:: Records ::
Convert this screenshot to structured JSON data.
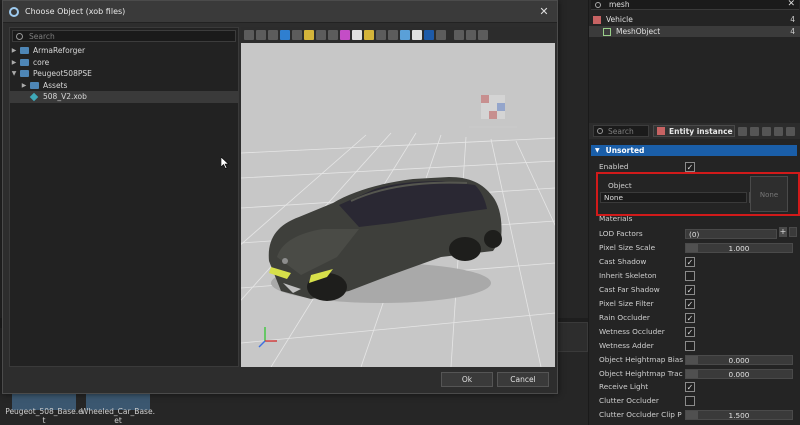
{
  "dialog": {
    "title": "Choose Object (xob files)",
    "search_placeholder": "Search",
    "tree": [
      {
        "label": "ArmaReforger",
        "type": "folder",
        "level": 0,
        "expanded": false
      },
      {
        "label": "core",
        "type": "folder",
        "level": 0,
        "expanded": false
      },
      {
        "label": "Peugeot508PSE",
        "type": "folder",
        "level": 0,
        "expanded": true
      },
      {
        "label": "Assets",
        "type": "folder",
        "level": 1,
        "expanded": false
      },
      {
        "label": "508_V2.xob",
        "type": "xob-file",
        "level": 1,
        "selected": true
      }
    ],
    "ok_label": "Ok",
    "cancel_label": "Cancel"
  },
  "assets": [
    {
      "label_line1": "Peugeot_508_Base.e",
      "label_line2": "t"
    },
    {
      "label_line1": "Wheeled_Car_Base.",
      "label_line2": "et"
    }
  ],
  "hierarchy": {
    "search_value": "mesh",
    "rows": [
      {
        "label": "Vehicle",
        "count": "4"
      },
      {
        "label": "MeshObject",
        "count": "4"
      }
    ]
  },
  "inspector": {
    "search_placeholder": "Search",
    "entity_label": "Entity instance",
    "section": "Unsorted",
    "enabled_label": "Enabled",
    "object_label": "Object",
    "object_value": "None",
    "object_preview": "None",
    "materials_label": "Materials",
    "props": [
      {
        "label": "LOD Factors",
        "kind": "list",
        "value": "(0)"
      },
      {
        "label": "Pixel Size Scale",
        "kind": "number",
        "value": "1.000"
      },
      {
        "label": "Cast Shadow",
        "kind": "check",
        "checked": true
      },
      {
        "label": "Inherit Skeleton",
        "kind": "check",
        "checked": false
      },
      {
        "label": "Cast Far Shadow",
        "kind": "check",
        "checked": true
      },
      {
        "label": "Pixel Size Filter",
        "kind": "check",
        "checked": true
      },
      {
        "label": "Rain Occluder",
        "kind": "check",
        "checked": true
      },
      {
        "label": "Wetness Occluder",
        "kind": "check",
        "checked": true
      },
      {
        "label": "Wetness Adder",
        "kind": "check",
        "checked": false
      },
      {
        "label": "Object Heightmap Bias",
        "kind": "number",
        "value": "0.000"
      },
      {
        "label": "Object Heightmap Trac",
        "kind": "number",
        "value": "0.000"
      },
      {
        "label": "Receive Light",
        "kind": "check",
        "checked": true
      },
      {
        "label": "Clutter Occluder",
        "kind": "check",
        "checked": false
      },
      {
        "label": "Clutter Occluder Clip P",
        "kind": "number",
        "value": "1.500"
      }
    ],
    "check_glyph": "✓"
  }
}
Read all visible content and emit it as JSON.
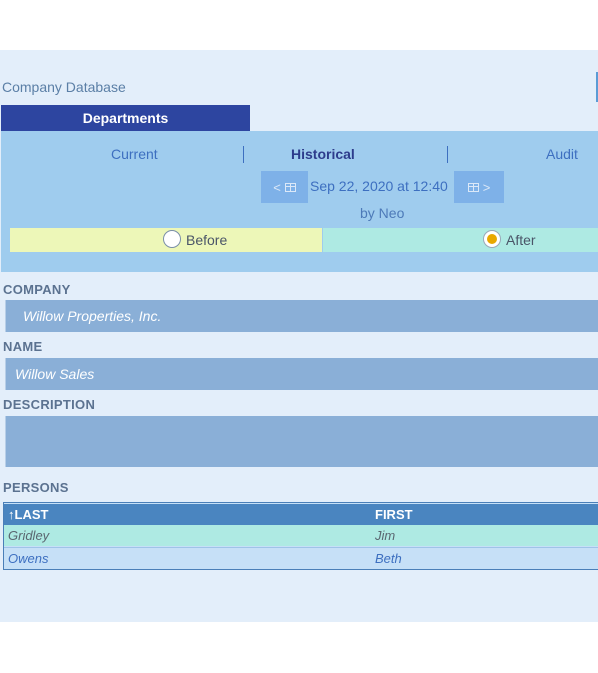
{
  "app": {
    "title": "Company Database"
  },
  "main_tab": {
    "label": "Departments"
  },
  "mode_tabs": [
    {
      "label": "Current",
      "active": false
    },
    {
      "label": "Historical",
      "active": true
    },
    {
      "label": "Audit",
      "active": false
    }
  ],
  "history": {
    "prev_label": "<",
    "next_label": ">",
    "date": "Sep 22, 2020 at 12:40",
    "by": "by Neo",
    "before_label": "Before",
    "after_label": "After",
    "selected": "After"
  },
  "form": {
    "company": {
      "label": "COMPANY",
      "value": "Willow Properties, Inc."
    },
    "name": {
      "label": "NAME",
      "value": "Willow Sales"
    },
    "description": {
      "label": "DESCRIPTION",
      "value": ""
    }
  },
  "persons": {
    "label": "PERSONS",
    "columns": [
      "↑LAST",
      "FIRST"
    ],
    "rows": [
      {
        "last": "Gridley",
        "first": "Jim"
      },
      {
        "last": "Owens",
        "first": "Beth"
      }
    ]
  },
  "colors": {
    "accent": "#2d45a0",
    "panel": "#9fccee",
    "background": "#e3eefa",
    "field": "#8aafd7",
    "header": "#4a85c0",
    "before": "#edf7b8",
    "after": "#aeeae3",
    "selected_row": "#aeeae3",
    "radio_checked": "#e8a800"
  }
}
:::
• _Challenge_:
Working from the lines above, reproduce the material exactly and exclude its pictures.

• _Written answer_:
Convert this screenshot to structured JSON data.
{
  "dialog": {
    "title": "Choose Object (xob files)",
    "search_placeholder": "Search",
    "tree": [
      {
        "label": "ArmaReforger",
        "type": "folder",
        "level": 0,
        "expanded": false
      },
      {
        "label": "core",
        "type": "folder",
        "level": 0,
        "expanded": false
      },
      {
        "label": "Peugeot508PSE",
        "type": "folder",
        "level": 0,
        "expanded": true
      },
      {
        "label": "Assets",
        "type": "folder",
        "level": 1,
        "expanded": false
      },
      {
        "label": "508_V2.xob",
        "type": "xob-file",
        "level": 1,
        "selected": true
      }
    ],
    "ok_label": "Ok",
    "cancel_label": "Cancel"
  },
  "assets": [
    {
      "label_line1": "Peugeot_508_Base.e",
      "label_line2": "t"
    },
    {
      "label_line1": "Wheeled_Car_Base.",
      "label_line2": "et"
    }
  ],
  "hierarchy": {
    "search_value": "mesh",
    "rows": [
      {
        "label": "Vehicle",
        "count": "4"
      },
      {
        "label": "MeshObject",
        "count": "4"
      }
    ]
  },
  "inspector": {
    "search_placeholder": "Search",
    "entity_label": "Entity instance",
    "section": "Unsorted",
    "enabled_label": "Enabled",
    "object_label": "Object",
    "object_value": "None",
    "object_preview": "None",
    "materials_label": "Materials",
    "props": [
      {
        "label": "LOD Factors",
        "kind": "list",
        "value": "(0)"
      },
      {
        "label": "Pixel Size Scale",
        "kind": "number",
        "value": "1.000"
      },
      {
        "label": "Cast Shadow",
        "kind": "check",
        "checked": true
      },
      {
        "label": "Inherit Skeleton",
        "kind": "check",
        "checked": false
      },
      {
        "label": "Cast Far Shadow",
        "kind": "check",
        "checked": true
      },
      {
        "label": "Pixel Size Filter",
        "kind": "check",
        "checked": true
      },
      {
        "label": "Rain Occluder",
        "kind": "check",
        "checked": true
      },
      {
        "label": "Wetness Occluder",
        "kind": "check",
        "checked": true
      },
      {
        "label": "Wetness Adder",
        "kind": "check",
        "checked": false
      },
      {
        "label": "Object Heightmap Bias",
        "kind": "number",
        "value": "0.000"
      },
      {
        "label": "Object Heightmap Trac",
        "kind": "number",
        "value": "0.000"
      },
      {
        "label": "Receive Light",
        "kind": "check",
        "checked": true
      },
      {
        "label": "Clutter Occluder",
        "kind": "check",
        "checked": false
      },
      {
        "label": "Clutter Occluder Clip P",
        "kind": "number",
        "value": "1.500"
      }
    ],
    "check_glyph": "✓"
  }
}
Read all visible content and emit it as JSON.
{
  "app": {
    "title": "Company Database"
  },
  "main_tab": {
    "label": "Departments"
  },
  "mode_tabs": [
    {
      "label": "Current",
      "active": false
    },
    {
      "label": "Historical",
      "active": true
    },
    {
      "label": "Audit",
      "active": false
    }
  ],
  "history": {
    "prev_label": "<",
    "next_label": ">",
    "date": "Sep 22, 2020 at 12:40",
    "by": "by Neo",
    "before_label": "Before",
    "after_label": "After",
    "selected": "After"
  },
  "form": {
    "company": {
      "label": "COMPANY",
      "value": "Willow Properties, Inc."
    },
    "name": {
      "label": "NAME",
      "value": "Willow Sales"
    },
    "description": {
      "label": "DESCRIPTION",
      "value": ""
    }
  },
  "persons": {
    "label": "PERSONS",
    "columns": [
      "↑LAST",
      "FIRST"
    ],
    "rows": [
      {
        "last": "Gridley",
        "first": "Jim"
      },
      {
        "last": "Owens",
        "first": "Beth"
      }
    ]
  },
  "colors": {
    "accent": "#2d45a0",
    "panel": "#9fccee",
    "background": "#e3eefa",
    "field": "#8aafd7",
    "header": "#4a85c0",
    "before": "#edf7b8",
    "after": "#aeeae3",
    "selected_row": "#aeeae3",
    "radio_checked": "#e8a800"
  }
}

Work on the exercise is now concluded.